Layout coordinate data>

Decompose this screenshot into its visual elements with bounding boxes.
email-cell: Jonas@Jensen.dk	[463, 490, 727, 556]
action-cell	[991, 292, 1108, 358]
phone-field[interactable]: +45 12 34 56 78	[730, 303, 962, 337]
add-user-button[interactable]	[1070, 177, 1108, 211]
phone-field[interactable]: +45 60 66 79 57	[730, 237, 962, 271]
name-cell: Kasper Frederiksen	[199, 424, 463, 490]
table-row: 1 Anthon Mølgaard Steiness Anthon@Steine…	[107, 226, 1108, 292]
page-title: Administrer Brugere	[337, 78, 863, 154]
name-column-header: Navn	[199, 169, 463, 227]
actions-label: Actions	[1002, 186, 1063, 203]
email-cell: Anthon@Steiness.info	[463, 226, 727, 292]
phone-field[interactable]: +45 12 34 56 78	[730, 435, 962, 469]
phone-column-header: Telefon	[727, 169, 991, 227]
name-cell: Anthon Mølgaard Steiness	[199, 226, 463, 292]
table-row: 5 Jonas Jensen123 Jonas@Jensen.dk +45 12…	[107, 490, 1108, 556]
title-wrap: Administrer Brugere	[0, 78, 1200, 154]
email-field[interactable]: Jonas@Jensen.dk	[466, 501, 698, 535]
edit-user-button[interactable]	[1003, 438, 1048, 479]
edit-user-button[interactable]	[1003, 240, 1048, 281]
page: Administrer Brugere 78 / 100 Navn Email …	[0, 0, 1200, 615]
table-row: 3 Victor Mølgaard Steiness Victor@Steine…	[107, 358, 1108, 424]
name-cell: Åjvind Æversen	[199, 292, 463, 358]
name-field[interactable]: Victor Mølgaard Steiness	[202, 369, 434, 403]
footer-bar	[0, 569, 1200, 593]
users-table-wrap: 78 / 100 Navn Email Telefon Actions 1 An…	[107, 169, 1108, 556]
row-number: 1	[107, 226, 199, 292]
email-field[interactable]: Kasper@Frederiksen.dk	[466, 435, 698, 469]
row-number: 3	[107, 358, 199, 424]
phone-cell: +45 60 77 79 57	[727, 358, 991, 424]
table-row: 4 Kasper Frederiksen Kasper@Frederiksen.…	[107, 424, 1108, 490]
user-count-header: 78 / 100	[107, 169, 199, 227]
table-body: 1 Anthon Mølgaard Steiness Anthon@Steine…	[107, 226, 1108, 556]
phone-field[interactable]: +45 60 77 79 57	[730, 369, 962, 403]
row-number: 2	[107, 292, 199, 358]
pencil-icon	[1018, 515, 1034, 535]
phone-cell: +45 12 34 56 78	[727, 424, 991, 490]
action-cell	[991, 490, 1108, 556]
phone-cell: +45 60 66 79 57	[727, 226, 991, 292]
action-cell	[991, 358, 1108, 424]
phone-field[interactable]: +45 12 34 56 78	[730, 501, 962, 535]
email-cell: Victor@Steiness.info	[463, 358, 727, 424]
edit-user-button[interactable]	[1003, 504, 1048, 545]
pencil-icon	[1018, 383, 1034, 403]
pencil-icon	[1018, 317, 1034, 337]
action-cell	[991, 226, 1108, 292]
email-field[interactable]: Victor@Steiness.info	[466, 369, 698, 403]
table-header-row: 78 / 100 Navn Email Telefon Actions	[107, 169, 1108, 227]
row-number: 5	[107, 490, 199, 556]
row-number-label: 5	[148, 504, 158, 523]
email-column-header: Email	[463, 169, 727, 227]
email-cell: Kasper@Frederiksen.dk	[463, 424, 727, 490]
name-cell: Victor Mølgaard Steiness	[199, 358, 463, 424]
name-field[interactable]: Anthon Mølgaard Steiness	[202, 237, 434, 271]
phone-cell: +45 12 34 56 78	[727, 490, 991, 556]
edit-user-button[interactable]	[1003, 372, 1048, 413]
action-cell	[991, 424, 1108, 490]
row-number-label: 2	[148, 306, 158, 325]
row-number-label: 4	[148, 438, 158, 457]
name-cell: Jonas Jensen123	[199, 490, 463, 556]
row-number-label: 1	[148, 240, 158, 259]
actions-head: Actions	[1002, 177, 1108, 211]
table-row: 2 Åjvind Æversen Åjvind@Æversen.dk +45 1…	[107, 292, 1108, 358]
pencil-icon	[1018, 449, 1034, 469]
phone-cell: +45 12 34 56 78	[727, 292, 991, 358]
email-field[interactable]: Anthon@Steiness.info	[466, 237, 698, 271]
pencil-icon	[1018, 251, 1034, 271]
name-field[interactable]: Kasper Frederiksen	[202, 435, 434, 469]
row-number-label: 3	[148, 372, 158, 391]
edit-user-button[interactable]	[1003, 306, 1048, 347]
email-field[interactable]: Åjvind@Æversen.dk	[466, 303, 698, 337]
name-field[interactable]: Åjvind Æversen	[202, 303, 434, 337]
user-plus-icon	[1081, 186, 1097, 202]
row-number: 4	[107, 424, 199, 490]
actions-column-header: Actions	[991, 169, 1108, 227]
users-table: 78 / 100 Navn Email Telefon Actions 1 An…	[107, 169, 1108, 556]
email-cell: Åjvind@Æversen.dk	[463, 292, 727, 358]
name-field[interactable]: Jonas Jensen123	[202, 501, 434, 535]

Task objective>
Reproduce the part of the material that opens with its first line and closes with the line containing "424, 463, 490]". Include both of those lines.

Response to the exercise>
Decompose this screenshot into its visual elements with bounding boxes.
email-cell: Jonas@Jensen.dk	[463, 490, 727, 556]
action-cell	[991, 292, 1108, 358]
phone-field[interactable]: +45 12 34 56 78	[730, 303, 962, 337]
add-user-button[interactable]	[1070, 177, 1108, 211]
phone-field[interactable]: +45 60 66 79 57	[730, 237, 962, 271]
name-cell: Kasper Frederiksen	[199, 424, 463, 490]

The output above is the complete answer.